• **Set problem**: State the number of lines in the material below that have "this" in them, without any other text.

┌──

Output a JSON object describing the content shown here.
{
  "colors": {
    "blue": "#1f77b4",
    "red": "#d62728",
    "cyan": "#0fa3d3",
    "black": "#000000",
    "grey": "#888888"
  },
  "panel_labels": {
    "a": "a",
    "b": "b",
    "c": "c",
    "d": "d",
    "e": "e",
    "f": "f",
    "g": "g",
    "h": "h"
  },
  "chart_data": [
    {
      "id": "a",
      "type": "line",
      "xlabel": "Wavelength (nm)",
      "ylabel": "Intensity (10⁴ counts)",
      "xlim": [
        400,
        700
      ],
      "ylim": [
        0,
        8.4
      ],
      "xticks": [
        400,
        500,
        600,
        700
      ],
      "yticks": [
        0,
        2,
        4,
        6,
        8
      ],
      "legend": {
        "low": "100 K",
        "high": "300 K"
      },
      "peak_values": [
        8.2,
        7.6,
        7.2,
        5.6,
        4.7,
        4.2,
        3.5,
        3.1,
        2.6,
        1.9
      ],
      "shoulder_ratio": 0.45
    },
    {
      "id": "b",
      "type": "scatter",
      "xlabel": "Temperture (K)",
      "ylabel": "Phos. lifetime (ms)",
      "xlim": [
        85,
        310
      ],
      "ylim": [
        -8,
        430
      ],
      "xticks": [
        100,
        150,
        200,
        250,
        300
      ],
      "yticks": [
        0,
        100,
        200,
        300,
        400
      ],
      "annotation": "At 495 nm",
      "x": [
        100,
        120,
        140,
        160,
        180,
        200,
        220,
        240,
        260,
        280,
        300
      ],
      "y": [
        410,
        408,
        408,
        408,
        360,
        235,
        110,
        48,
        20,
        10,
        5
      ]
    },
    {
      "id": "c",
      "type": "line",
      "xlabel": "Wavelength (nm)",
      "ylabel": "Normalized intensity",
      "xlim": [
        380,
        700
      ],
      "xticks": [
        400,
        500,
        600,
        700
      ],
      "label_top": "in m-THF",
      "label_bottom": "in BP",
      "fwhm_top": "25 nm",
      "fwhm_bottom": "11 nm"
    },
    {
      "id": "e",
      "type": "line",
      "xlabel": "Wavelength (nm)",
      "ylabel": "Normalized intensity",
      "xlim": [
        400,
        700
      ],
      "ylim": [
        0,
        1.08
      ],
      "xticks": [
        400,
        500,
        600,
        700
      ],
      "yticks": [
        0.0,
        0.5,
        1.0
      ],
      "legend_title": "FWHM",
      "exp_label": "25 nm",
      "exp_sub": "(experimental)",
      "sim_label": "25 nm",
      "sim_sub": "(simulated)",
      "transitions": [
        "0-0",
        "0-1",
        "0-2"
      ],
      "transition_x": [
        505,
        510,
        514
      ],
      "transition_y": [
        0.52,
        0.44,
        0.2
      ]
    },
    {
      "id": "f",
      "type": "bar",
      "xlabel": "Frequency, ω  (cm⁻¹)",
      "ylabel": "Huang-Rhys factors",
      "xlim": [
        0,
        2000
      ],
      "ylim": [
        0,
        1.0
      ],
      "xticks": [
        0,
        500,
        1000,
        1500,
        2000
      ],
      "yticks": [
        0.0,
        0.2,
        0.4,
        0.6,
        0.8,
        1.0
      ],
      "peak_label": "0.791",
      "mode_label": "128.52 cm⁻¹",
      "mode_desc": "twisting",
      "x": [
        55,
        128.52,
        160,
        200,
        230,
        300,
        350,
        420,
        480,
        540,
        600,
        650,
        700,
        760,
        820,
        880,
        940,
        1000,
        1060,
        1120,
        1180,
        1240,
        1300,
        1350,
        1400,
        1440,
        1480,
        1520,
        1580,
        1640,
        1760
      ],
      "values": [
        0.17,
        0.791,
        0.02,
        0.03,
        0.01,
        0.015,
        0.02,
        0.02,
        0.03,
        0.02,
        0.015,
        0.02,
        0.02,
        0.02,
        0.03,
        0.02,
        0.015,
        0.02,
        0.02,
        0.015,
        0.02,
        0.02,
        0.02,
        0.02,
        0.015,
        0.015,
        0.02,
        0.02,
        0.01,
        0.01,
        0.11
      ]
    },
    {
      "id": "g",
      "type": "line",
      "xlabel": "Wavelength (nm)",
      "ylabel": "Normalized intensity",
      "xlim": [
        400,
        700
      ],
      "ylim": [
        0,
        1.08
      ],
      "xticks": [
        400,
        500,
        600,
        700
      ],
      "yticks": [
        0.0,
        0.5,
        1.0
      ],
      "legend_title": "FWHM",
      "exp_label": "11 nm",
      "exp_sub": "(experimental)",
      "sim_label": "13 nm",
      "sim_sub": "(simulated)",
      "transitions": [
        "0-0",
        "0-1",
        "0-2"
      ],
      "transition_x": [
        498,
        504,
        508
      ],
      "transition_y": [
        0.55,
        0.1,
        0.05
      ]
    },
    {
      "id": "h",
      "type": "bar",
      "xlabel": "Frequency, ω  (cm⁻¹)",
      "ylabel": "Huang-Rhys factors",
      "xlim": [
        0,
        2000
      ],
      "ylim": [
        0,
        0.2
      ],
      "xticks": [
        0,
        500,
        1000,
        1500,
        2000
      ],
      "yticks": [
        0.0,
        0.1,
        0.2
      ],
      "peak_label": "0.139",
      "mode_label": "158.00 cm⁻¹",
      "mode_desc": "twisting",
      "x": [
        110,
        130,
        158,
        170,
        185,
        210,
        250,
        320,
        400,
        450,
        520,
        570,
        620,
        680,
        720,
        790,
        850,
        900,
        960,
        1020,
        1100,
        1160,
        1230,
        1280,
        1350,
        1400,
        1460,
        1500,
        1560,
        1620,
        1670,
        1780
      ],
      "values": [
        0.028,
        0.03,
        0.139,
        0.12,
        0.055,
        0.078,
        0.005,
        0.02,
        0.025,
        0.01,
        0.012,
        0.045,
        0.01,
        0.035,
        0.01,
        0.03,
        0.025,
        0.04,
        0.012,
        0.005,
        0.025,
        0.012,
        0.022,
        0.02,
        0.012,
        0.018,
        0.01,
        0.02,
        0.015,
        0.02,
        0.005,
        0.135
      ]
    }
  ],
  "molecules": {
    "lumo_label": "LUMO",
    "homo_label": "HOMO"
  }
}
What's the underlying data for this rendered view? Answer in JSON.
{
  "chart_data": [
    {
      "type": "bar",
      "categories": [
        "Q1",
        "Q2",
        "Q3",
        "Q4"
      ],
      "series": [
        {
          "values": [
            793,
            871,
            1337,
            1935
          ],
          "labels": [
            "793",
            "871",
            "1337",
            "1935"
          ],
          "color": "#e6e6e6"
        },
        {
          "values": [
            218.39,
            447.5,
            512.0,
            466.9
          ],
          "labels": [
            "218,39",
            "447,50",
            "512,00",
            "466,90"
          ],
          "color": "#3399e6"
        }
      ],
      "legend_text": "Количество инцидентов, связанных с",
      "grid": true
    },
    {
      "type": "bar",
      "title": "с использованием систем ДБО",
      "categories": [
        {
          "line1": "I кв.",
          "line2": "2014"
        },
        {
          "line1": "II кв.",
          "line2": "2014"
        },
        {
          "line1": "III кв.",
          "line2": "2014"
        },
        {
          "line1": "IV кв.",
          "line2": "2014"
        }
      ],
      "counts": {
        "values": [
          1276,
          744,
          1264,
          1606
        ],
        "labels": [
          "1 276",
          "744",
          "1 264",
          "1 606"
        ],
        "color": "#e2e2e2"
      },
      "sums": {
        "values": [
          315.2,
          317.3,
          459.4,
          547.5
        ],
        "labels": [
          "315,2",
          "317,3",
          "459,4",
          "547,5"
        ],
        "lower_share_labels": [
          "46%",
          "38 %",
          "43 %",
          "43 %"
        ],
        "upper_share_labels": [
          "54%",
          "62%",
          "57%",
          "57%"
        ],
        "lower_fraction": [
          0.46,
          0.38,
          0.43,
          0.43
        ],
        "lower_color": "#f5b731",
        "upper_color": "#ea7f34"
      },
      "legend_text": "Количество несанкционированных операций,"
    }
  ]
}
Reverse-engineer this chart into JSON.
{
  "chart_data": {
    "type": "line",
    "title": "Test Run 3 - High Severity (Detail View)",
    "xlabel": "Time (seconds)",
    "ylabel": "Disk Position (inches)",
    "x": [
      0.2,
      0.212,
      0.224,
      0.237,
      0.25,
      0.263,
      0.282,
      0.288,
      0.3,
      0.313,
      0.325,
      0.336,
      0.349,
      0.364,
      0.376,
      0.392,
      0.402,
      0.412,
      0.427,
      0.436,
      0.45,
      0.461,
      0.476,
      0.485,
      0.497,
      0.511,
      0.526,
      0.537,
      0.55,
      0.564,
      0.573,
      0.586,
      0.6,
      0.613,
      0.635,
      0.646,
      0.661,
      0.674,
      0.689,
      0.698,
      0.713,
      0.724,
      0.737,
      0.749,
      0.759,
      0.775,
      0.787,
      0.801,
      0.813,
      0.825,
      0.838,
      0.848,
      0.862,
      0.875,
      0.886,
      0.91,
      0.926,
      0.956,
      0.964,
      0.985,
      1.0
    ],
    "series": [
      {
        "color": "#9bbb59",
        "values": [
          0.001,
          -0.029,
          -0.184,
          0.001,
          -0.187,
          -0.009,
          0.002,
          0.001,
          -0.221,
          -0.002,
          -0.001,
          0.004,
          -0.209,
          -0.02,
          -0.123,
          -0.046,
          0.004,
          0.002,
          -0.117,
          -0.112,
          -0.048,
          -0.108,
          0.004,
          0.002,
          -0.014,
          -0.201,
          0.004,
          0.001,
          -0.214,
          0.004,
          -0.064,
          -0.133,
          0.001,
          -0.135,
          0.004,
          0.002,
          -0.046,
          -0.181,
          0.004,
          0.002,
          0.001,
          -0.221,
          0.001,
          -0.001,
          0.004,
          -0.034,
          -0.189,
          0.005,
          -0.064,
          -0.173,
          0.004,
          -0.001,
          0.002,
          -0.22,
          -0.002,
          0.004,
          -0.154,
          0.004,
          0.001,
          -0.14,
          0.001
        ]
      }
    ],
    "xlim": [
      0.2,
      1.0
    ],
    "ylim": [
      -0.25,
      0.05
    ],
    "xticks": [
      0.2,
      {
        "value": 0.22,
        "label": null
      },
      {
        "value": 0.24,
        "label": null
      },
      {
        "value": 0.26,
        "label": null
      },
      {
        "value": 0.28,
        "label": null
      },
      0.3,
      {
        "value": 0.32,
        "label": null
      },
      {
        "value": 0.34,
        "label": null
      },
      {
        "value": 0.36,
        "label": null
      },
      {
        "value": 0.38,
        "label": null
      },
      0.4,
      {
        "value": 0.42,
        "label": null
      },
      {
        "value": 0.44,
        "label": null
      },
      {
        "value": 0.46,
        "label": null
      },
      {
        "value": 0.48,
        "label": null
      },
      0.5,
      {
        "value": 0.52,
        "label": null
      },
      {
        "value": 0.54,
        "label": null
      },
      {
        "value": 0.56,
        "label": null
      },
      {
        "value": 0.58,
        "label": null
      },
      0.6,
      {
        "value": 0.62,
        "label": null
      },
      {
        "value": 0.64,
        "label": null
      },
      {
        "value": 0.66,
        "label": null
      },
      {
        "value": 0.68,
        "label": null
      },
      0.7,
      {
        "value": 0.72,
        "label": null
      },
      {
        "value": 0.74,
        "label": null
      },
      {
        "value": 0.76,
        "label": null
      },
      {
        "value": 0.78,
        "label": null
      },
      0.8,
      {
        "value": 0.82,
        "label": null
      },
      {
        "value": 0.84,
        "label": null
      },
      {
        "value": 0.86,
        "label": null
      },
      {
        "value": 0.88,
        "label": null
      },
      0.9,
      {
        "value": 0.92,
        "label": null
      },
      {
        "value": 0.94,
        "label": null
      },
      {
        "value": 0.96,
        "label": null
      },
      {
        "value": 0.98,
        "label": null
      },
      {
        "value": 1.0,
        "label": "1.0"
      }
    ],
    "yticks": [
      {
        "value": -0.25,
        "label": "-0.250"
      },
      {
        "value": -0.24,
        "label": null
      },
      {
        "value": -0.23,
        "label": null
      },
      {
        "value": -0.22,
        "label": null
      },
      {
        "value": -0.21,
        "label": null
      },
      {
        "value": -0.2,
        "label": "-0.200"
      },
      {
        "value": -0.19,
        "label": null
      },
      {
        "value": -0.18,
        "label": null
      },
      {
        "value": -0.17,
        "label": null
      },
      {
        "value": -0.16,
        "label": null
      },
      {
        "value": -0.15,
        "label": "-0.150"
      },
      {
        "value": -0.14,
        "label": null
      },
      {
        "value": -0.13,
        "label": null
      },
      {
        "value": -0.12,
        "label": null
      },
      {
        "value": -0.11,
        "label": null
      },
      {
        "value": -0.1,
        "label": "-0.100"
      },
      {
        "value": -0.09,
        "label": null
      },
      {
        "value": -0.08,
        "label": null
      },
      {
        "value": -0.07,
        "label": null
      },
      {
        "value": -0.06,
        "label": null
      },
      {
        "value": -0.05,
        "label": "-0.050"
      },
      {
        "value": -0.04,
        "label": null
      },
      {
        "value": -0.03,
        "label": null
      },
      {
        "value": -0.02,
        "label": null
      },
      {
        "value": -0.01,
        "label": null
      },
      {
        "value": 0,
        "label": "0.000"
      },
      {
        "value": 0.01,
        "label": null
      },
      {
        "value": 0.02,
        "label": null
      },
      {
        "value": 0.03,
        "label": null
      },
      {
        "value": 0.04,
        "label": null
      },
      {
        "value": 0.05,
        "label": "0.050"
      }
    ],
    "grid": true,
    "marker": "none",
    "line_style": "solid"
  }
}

└──

• **The completed task**: 2